### Input rows
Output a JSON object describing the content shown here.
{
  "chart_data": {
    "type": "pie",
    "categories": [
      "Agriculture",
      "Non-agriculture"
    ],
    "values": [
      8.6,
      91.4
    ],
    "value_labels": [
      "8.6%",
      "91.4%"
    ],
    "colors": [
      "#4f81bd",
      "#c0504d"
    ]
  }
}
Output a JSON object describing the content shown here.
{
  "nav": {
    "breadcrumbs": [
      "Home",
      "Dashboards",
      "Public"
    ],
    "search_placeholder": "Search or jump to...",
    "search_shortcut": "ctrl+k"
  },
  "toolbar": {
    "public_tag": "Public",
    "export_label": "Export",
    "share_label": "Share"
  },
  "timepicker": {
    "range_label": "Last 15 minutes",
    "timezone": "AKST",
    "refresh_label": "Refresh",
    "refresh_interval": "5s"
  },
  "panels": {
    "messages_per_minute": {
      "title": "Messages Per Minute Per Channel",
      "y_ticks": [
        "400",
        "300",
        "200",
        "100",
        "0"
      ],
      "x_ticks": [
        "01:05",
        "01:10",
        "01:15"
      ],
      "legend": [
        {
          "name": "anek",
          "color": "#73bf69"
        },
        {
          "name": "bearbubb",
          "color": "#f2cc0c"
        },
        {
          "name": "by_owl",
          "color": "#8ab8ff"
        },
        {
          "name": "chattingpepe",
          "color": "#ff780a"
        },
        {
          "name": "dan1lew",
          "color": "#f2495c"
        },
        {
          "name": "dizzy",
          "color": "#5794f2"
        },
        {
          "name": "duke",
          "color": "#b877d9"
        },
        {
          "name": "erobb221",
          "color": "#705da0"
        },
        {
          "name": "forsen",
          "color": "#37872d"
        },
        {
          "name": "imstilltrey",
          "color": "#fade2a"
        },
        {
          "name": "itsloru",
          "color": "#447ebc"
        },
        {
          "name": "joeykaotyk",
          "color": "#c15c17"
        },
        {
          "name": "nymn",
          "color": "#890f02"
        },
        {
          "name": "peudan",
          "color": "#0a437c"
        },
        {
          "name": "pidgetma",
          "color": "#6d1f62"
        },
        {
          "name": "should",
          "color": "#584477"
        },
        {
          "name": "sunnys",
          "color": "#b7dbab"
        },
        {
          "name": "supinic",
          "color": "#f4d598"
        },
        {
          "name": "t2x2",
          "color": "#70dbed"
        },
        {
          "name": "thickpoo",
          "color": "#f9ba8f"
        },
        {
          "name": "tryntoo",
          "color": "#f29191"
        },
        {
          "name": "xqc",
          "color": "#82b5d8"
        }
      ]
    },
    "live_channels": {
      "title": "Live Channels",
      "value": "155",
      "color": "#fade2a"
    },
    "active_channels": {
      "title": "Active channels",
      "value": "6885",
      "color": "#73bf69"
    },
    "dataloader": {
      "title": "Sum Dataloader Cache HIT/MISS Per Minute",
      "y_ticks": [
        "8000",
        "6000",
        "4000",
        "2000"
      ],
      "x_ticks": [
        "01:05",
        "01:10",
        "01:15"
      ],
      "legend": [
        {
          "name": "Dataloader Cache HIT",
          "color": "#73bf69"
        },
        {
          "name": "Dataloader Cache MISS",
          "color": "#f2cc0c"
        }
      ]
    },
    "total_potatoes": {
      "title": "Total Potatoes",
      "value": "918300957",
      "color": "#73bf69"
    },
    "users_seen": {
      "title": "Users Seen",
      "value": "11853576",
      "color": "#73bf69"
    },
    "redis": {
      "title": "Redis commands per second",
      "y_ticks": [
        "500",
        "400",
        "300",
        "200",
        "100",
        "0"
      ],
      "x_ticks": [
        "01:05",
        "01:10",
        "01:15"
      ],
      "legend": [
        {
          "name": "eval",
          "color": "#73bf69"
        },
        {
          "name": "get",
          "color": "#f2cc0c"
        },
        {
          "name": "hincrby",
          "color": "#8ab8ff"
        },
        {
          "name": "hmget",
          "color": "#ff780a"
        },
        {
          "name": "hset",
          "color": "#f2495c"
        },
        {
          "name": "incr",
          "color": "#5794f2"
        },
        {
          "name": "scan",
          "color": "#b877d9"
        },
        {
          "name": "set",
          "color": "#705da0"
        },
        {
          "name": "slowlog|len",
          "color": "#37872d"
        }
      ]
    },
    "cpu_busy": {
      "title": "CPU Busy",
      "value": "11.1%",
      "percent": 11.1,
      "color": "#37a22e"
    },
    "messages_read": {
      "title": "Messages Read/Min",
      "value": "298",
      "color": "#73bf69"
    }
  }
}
######
# [Do this]
Reproduce the listing in full. Keep it exactly as written.

# [Task output]
Output a JSON object describing the content shown here.
{
  "chart_data": {
    "type": "pie",
    "categories": [
      "Agriculture",
      "Non-agriculture"
    ],
    "values": [
      8.6,
      91.4
    ],
    "value_labels": [
      "8.6%",
      "91.4%"
    ],
    "colors": [
      "#4f81bd",
      "#c0504d"
    ]
  }
}
Output a JSON object describing the content shown here.
{
  "nav": {
    "breadcrumbs": [
      "Home",
      "Dashboards",
      "Public"
    ],
    "search_placeholder": "Search or jump to...",
    "search_shortcut": "ctrl+k"
  },
  "toolbar": {
    "public_tag": "Public",
    "export_label": "Export",
    "share_label": "Share"
  },
  "timepicker": {
    "range_label": "Last 15 minutes",
    "timezone": "AKST",
    "refresh_label": "Refresh",
    "refresh_interval": "5s"
  },
  "panels": {
    "messages_per_minute": {
      "title": "Messages Per Minute Per Channel",
      "y_ticks": [
        "400",
        "300",
        "200",
        "100",
        "0"
      ],
      "x_ticks": [
        "01:05",
        "01:10",
        "01:15"
      ],
      "legend": [
        {
          "name": "anek",
          "color": "#73bf69"
        },
        {
          "name": "bearbubb",
          "color": "#f2cc0c"
        },
        {
          "name": "by_owl",
          "color": "#8ab8ff"
        },
        {
          "name": "chattingpepe",
          "color": "#ff780a"
        },
        {
          "name": "dan1lew",
          "color": "#f2495c"
        },
        {
          "name": "dizzy",
          "color": "#5794f2"
        },
        {
          "name": "duke",
          "color": "#b877d9"
        },
        {
          "name": "erobb221",
          "color": "#705da0"
        },
        {
          "name": "forsen",
          "color": "#37872d"
        },
        {
          "name": "imstilltrey",
          "color": "#fade2a"
        },
        {
          "name": "itsloru",
          "color": "#447ebc"
        },
        {
          "name": "joeykaotyk",
          "color": "#c15c17"
        },
        {
          "name": "nymn",
          "color": "#890f02"
        },
        {
          "name": "peudan",
          "color": "#0a437c"
        },
        {
          "name": "pidgetma",
          "color": "#6d1f62"
        },
        {
          "name": "should",
          "color": "#584477"
        },
        {
          "name": "sunnys",
          "color": "#b7dbab"
        },
        {
          "name": "supinic",
          "color": "#f4d598"
        },
        {
          "name": "t2x2",
          "color": "#70dbed"
        },
        {
          "name": "thickpoo",
          "color": "#f9ba8f"
        },
        {
          "name": "tryntoo",
          "color": "#f29191"
        },
        {
          "name": "xqc",
          "color": "#82b5d8"
        }
      ]
    },
    "live_channels": {
      "title": "Live Channels",
      "value": "155",
      "color": "#fade2a"
    },
    "active_channels": {
      "title": "Active channels",
      "value": "6885",
      "color": "#73bf69"
    },
    "dataloader": {
      "title": "Sum Dataloader Cache HIT/MISS Per Minute",
      "y_ticks": [
        "8000",
        "6000",
        "4000",
        "2000"
      ],
      "x_ticks": [
        "01:05",
        "01:10",
        "01:15"
      ],
      "legend": [
        {
          "name": "Dataloader Cache HIT",
          "color": "#73bf69"
        },
        {
          "name": "Dataloader Cache MISS",
          "color": "#f2cc0c"
        }
      ]
    },
    "total_potatoes": {
      "title": "Total Potatoes",
      "value": "918300957",
      "color": "#73bf69"
    },
    "users_seen": {
      "title": "Users Seen",
      "value": "11853576",
      "color": "#73bf69"
    },
    "redis": {
      "title": "Redis commands per second",
      "y_ticks": [
        "500",
        "400",
        "300",
        "200",
        "100",
        "0"
      ],
      "x_ticks": [
        "01:05",
        "01:10",
        "01:15"
      ],
      "legend": [
        {
          "name": "eval",
          "color": "#73bf69"
        },
        {
          "name": "get",
          "color": "#f2cc0c"
        },
        {
          "name": "hincrby",
          "color": "#8ab8ff"
        },
        {
          "name": "hmget",
          "color": "#ff780a"
        },
        {
          "name": "hset",
          "color": "#f2495c"
        },
        {
          "name": "incr",
          "color": "#5794f2"
        },
        {
          "name": "scan",
          "color": "#b877d9"
        },
        {
          "name": "set",
          "color": "#705da0"
        },
        {
          "name": "slowlog|len",
          "color": "#37872d"
        }
      ]
    },
    "cpu_busy": {
      "title": "CPU Busy",
      "value": "11.1%",
      "percent": 11.1,
      "color": "#37a22e"
    },
    "messages_read": {
      "title": "Messages Read/Min",
      "value": "298",
      "color": "#73bf69"
    }
  }
}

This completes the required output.